Quote word for word the entries below, from the line containing "For every button, label, input, icon, or" through the line containing "duty-item: - 기관장", both ends included.

> **ENTRIES SHOWN**
§ §

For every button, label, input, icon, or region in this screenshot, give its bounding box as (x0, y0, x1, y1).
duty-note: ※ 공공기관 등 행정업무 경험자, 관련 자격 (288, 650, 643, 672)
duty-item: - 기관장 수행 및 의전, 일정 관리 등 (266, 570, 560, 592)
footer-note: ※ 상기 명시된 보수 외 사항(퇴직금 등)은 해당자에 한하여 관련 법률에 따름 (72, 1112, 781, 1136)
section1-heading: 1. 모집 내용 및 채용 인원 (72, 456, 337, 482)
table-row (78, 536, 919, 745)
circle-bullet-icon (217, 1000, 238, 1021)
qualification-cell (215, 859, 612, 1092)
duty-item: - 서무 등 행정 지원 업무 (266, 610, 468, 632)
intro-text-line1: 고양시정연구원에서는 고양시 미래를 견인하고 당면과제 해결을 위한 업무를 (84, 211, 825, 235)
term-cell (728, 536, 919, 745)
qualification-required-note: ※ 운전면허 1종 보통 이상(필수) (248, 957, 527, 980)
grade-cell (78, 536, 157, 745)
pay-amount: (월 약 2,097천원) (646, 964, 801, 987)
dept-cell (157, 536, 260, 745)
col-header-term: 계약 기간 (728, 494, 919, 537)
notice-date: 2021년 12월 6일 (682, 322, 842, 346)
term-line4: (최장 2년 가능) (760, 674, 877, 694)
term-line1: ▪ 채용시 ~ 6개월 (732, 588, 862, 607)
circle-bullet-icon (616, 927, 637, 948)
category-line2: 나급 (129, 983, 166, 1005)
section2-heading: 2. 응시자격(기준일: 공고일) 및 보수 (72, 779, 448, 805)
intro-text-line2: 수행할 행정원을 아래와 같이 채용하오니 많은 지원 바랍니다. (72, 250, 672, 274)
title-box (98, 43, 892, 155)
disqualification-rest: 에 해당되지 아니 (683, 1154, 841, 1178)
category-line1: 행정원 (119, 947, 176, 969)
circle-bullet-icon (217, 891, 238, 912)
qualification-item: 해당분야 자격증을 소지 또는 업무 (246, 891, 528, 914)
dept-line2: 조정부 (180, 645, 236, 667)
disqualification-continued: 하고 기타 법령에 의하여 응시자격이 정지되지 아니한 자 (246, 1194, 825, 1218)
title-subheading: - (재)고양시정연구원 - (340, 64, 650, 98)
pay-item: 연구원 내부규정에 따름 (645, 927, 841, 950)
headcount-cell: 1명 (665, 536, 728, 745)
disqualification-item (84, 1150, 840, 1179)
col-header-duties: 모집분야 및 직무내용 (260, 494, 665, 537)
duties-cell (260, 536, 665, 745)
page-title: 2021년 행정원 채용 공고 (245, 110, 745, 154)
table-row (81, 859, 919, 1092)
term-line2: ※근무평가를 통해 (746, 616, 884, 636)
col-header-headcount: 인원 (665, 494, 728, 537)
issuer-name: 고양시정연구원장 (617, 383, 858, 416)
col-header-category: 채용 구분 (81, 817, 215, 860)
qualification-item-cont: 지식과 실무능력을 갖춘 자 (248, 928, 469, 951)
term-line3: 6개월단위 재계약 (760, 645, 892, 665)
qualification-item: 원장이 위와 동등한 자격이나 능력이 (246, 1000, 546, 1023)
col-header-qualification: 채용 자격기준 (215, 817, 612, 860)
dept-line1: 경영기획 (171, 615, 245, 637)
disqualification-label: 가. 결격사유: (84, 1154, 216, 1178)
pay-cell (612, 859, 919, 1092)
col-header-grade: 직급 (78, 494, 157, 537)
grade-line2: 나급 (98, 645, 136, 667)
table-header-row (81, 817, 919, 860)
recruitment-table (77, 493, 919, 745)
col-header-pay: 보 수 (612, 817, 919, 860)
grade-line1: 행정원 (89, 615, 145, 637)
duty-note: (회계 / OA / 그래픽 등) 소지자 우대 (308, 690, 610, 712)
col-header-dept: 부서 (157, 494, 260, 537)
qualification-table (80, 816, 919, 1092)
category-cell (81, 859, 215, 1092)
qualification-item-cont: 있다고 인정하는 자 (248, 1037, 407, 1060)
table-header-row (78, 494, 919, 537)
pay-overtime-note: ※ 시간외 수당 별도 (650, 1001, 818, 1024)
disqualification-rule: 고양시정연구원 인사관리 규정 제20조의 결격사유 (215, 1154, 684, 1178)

§ §

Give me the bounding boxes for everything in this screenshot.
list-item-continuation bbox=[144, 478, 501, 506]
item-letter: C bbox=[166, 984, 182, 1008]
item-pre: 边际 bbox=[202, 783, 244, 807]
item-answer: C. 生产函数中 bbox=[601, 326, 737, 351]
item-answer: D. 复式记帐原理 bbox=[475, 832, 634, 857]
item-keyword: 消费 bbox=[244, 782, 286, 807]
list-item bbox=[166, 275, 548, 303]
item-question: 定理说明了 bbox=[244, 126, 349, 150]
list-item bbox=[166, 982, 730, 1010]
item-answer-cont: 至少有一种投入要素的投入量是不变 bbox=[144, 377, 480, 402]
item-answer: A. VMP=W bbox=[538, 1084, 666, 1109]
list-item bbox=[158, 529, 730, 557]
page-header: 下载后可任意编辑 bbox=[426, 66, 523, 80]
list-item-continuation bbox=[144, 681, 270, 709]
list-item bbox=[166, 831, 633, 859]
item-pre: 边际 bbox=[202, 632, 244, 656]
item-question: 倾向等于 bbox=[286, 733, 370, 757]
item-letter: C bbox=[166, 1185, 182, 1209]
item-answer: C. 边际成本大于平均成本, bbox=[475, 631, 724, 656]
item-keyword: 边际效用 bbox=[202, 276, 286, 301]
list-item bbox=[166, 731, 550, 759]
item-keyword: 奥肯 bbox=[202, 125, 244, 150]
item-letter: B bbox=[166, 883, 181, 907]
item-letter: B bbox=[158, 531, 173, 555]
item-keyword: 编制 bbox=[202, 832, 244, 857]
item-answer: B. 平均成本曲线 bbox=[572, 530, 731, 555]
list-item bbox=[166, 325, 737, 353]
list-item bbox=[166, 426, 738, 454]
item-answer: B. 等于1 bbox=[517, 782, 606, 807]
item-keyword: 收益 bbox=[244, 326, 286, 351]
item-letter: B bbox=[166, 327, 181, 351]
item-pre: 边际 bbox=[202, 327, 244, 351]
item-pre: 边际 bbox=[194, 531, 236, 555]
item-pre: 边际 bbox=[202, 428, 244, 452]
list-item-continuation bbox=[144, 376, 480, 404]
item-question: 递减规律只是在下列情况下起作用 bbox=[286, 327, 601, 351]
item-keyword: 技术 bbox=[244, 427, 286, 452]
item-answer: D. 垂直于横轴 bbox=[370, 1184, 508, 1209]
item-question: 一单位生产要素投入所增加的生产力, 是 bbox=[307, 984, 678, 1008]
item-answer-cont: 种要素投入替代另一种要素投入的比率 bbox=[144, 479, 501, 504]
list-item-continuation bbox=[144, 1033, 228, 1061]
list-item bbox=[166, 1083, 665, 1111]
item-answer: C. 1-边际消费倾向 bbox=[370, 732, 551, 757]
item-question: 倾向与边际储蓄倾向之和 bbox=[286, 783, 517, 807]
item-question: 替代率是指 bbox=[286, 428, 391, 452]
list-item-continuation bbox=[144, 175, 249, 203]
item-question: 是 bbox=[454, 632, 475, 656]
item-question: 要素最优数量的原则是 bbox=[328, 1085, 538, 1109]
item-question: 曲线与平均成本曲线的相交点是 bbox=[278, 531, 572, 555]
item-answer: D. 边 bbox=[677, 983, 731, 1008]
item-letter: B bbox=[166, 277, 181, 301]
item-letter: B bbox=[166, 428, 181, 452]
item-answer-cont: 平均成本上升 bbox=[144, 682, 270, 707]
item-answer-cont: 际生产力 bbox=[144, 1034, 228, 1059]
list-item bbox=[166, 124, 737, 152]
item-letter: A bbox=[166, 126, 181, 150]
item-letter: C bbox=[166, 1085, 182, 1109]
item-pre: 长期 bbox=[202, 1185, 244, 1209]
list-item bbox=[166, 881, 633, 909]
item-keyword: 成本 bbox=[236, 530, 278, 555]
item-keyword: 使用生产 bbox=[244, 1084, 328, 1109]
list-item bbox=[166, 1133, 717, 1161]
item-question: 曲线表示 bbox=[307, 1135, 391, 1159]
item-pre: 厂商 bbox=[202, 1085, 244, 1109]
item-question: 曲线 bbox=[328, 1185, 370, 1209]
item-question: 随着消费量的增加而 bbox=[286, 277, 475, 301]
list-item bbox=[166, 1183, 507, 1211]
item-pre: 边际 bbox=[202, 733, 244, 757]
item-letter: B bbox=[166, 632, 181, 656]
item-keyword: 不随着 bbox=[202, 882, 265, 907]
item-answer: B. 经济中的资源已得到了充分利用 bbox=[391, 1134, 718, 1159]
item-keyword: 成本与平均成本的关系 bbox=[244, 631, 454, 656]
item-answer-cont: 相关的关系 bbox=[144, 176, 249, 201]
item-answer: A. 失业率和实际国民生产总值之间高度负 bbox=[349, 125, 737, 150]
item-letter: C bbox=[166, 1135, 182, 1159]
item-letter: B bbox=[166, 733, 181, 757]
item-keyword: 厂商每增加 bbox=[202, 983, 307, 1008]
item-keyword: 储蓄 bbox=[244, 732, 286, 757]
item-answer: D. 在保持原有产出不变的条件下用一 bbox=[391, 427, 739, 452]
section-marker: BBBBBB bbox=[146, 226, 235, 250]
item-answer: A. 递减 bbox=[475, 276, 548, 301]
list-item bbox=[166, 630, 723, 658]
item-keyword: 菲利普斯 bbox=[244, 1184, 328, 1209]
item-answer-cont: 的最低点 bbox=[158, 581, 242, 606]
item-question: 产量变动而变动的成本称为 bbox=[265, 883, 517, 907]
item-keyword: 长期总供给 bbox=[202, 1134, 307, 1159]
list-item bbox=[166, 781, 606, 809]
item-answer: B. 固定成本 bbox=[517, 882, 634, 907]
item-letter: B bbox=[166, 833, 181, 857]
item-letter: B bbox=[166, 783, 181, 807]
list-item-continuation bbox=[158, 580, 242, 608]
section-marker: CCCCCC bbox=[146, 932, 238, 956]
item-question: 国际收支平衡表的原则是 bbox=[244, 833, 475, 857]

§ §

> **SOLUTION FOR THIS PROBLEM**
For every button, label, input, icon, or region in this screenshot, give its bounding box as (x0, y0, x1, y1).
duty-note: ※ 공공기관 등 행정업무 경험자, 관련 자격 (288, 650, 643, 672)
duty-item: - 기관장 수행 및 의전, 일정 관리 등 (266, 570, 560, 592)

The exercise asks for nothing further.